• **Exercise directions**: Filter the data below for the string "النفع" and copy each matching line.

##### Provided information #####

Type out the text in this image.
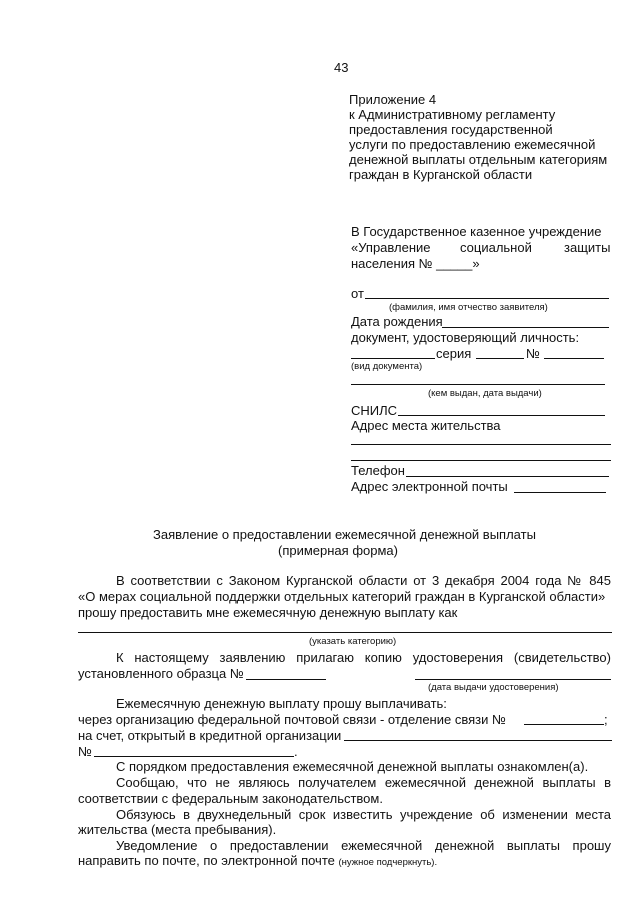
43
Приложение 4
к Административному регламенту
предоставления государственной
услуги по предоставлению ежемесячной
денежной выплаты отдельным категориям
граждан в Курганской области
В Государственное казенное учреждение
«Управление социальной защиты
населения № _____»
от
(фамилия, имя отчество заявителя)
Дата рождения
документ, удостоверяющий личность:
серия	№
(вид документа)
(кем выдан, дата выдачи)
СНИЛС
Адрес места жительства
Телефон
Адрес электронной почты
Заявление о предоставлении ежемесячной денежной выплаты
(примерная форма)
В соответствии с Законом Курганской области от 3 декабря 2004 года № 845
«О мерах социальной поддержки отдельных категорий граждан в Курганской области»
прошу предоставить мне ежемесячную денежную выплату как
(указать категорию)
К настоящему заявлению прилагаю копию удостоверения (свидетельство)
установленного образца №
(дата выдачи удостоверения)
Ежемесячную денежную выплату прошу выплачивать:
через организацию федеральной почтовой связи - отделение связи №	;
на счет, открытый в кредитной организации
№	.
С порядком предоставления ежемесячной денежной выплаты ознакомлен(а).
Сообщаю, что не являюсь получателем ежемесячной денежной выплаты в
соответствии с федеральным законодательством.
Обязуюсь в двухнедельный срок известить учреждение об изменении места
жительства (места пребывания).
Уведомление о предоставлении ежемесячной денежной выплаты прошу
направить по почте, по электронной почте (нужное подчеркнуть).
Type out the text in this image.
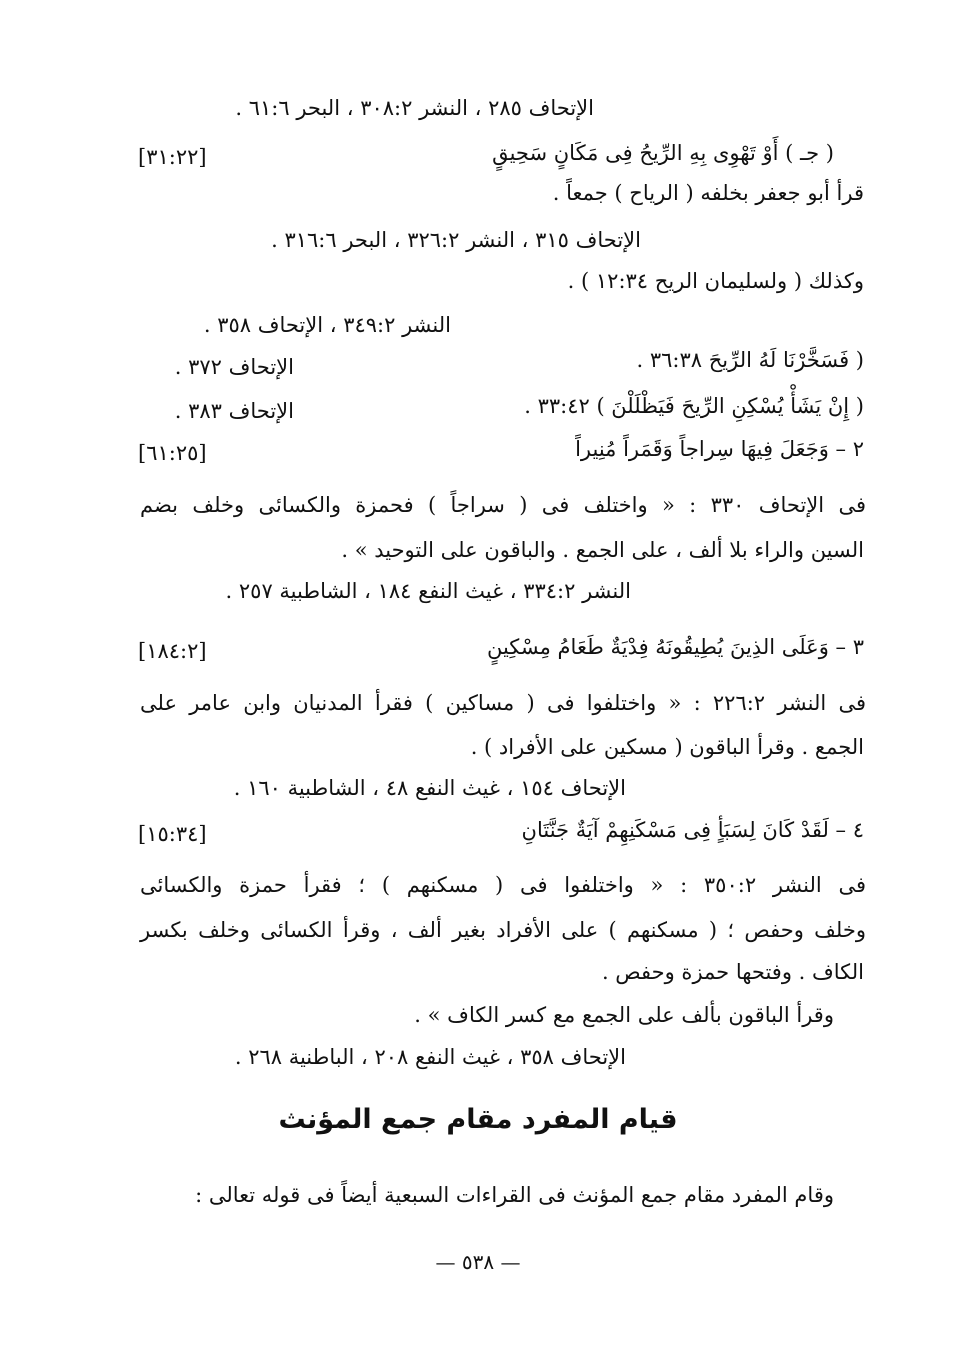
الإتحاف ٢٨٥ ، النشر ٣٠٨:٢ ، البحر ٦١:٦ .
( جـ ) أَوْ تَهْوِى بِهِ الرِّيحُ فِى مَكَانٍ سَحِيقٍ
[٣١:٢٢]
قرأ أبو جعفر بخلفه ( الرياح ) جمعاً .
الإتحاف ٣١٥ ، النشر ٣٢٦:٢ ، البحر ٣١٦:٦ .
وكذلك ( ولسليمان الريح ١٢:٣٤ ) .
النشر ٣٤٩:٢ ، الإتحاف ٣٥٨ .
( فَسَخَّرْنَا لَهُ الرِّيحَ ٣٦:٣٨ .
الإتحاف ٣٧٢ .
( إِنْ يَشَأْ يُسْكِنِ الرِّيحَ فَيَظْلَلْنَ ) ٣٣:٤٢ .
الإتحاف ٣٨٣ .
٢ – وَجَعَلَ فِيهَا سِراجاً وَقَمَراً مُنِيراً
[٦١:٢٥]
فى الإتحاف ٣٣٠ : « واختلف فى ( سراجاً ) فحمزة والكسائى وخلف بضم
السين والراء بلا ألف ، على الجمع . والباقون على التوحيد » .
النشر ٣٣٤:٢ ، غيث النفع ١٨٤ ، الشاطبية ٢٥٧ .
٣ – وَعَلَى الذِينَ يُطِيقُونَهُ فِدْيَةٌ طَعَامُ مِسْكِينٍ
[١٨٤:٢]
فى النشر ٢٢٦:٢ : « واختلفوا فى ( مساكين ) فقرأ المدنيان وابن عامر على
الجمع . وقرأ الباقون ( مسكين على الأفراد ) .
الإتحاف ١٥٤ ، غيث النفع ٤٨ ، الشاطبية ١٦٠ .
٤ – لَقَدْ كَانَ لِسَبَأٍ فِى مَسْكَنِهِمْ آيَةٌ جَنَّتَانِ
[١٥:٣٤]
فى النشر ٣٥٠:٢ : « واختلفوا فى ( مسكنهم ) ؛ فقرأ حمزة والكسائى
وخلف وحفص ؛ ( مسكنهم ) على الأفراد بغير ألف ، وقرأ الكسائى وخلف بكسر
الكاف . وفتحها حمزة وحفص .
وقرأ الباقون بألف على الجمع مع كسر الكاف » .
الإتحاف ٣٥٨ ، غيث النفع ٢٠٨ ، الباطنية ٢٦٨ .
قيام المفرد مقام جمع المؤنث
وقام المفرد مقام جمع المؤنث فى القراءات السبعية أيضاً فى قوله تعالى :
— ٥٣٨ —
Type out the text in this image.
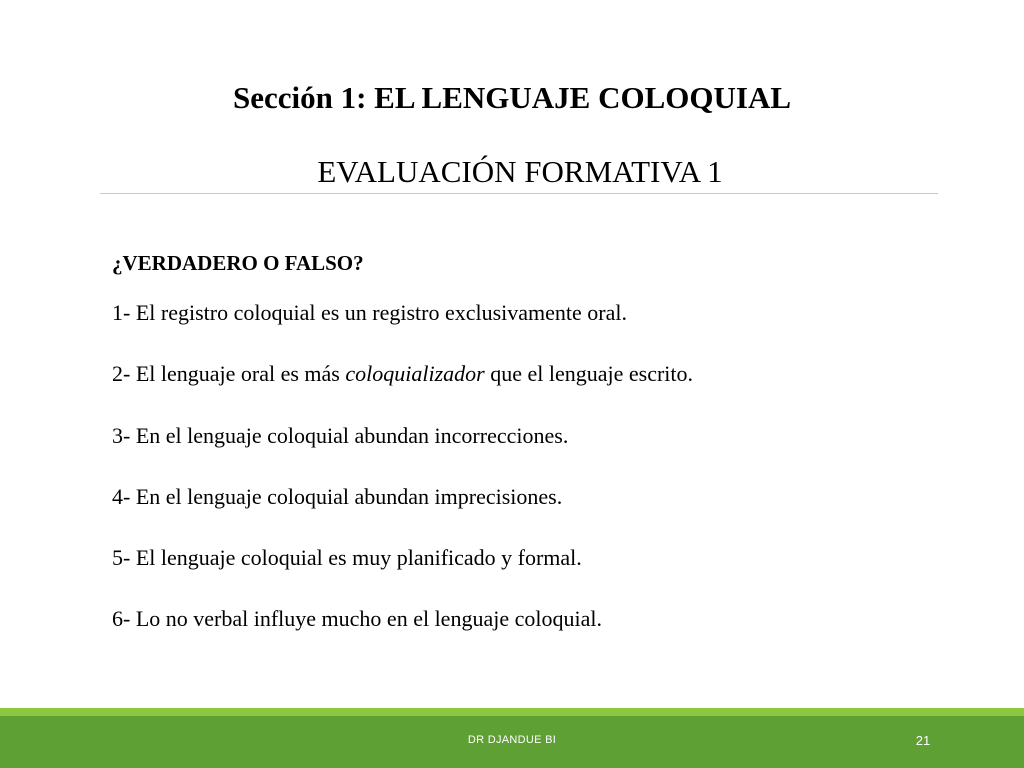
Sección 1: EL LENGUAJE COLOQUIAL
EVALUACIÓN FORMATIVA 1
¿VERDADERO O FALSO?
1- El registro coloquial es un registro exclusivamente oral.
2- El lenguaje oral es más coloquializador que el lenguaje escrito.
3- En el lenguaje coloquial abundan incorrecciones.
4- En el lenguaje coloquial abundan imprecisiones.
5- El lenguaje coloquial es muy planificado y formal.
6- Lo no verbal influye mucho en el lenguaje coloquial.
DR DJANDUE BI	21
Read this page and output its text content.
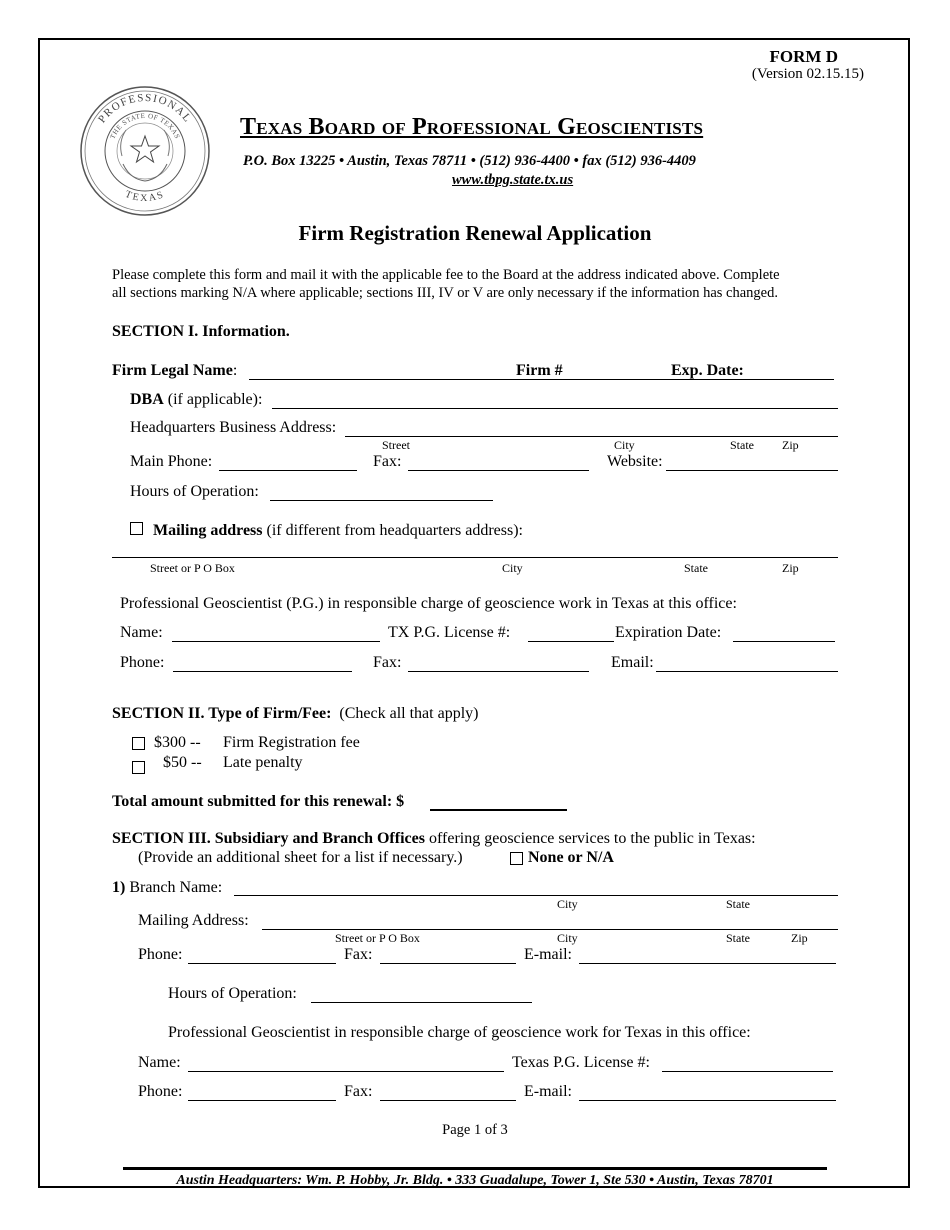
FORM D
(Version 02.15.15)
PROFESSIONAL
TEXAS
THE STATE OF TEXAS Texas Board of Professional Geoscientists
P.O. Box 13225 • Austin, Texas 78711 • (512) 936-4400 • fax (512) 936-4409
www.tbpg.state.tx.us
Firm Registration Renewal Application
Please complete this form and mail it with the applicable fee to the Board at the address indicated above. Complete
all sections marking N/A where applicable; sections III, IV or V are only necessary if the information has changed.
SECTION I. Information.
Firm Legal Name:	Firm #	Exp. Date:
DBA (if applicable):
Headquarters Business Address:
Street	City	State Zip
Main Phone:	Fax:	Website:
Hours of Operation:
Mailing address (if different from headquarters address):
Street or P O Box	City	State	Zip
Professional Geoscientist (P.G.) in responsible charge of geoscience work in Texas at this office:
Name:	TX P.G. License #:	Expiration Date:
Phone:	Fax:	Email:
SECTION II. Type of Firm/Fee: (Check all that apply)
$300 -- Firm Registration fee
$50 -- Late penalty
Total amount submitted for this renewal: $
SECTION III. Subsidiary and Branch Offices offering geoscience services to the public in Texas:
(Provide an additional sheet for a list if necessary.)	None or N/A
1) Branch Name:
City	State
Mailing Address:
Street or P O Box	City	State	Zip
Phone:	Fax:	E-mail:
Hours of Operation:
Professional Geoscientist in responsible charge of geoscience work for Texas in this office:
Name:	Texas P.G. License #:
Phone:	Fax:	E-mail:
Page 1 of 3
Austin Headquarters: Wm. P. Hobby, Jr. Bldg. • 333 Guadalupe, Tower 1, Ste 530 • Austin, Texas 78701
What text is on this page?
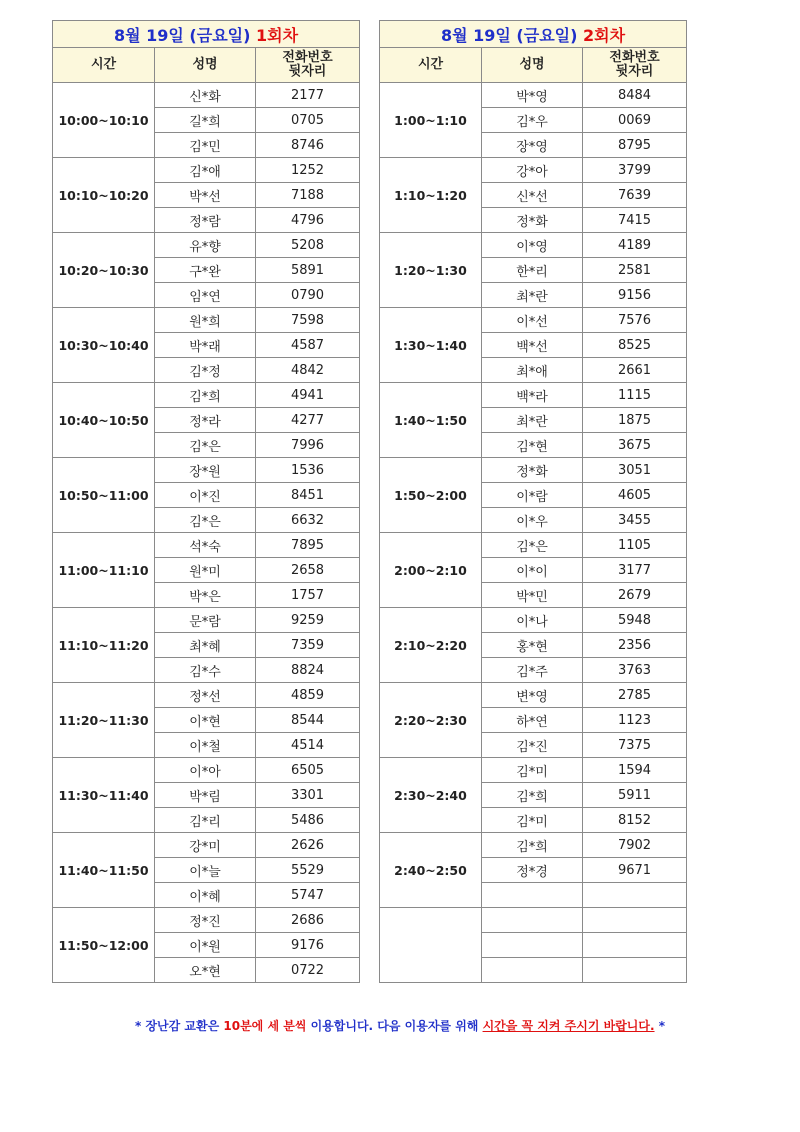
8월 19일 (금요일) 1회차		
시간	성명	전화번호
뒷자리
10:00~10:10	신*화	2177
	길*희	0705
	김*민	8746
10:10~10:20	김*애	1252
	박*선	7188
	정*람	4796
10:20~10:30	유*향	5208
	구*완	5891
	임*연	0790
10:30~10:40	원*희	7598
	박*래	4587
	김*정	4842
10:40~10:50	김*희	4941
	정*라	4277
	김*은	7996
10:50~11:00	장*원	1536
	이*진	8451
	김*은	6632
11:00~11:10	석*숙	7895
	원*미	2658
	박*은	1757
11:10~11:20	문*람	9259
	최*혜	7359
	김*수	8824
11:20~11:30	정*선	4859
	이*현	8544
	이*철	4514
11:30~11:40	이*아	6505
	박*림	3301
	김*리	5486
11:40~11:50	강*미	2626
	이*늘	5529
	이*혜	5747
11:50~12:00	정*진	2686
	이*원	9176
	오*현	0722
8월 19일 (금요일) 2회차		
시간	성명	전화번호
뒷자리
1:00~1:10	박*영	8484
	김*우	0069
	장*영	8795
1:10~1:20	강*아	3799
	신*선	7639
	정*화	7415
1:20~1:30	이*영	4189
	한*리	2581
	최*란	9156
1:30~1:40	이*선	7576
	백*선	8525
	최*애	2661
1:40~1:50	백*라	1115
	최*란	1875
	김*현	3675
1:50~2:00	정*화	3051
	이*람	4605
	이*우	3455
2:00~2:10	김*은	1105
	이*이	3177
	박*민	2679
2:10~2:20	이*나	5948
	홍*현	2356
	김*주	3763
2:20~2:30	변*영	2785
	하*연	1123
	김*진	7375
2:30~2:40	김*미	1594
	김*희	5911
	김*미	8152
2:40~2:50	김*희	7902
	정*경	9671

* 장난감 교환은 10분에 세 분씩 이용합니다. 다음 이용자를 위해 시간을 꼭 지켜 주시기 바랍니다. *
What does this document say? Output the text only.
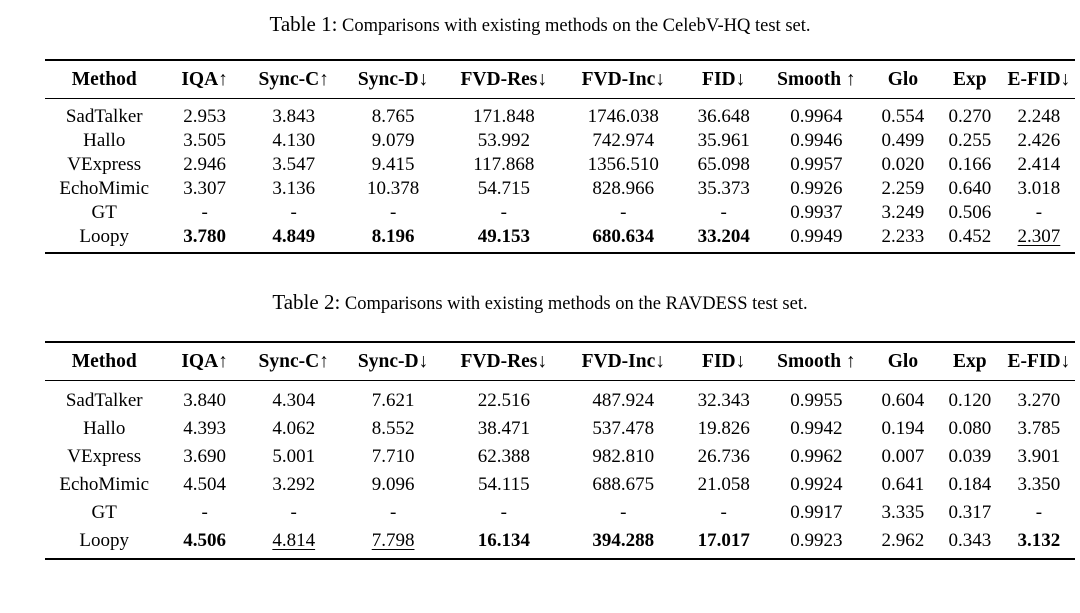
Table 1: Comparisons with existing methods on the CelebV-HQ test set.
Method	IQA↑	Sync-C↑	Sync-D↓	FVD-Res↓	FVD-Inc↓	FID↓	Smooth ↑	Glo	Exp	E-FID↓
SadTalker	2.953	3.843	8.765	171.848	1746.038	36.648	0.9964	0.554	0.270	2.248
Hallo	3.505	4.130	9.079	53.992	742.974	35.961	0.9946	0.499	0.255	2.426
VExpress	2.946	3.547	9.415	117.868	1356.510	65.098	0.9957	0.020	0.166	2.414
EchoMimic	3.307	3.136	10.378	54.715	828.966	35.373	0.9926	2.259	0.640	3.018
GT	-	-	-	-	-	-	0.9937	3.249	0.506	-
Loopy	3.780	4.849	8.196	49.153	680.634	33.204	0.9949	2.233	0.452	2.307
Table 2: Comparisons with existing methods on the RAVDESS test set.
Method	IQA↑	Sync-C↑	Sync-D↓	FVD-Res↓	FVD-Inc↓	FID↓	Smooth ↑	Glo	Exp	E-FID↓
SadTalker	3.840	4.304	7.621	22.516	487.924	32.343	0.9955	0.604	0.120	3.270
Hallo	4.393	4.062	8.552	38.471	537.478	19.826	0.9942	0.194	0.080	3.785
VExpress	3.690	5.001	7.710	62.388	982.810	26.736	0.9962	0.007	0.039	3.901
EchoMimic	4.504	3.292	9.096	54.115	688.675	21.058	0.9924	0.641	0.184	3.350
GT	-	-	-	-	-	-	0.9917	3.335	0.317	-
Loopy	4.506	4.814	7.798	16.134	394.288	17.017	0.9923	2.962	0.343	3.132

#####

• **Full response**:
النشر ٣٣٤:٢ ، غيث النفع ١٨٤ ، الشاطبية ٢٥٧ .
الإتحاف ١٥٤ ، غيث النفع ٤٨ ، الشاطبية ١٦٠ .
الإتحاف ٣٥٨ ، غيث النفع ٢٠٨ ، الباطنية ٢٦٨ .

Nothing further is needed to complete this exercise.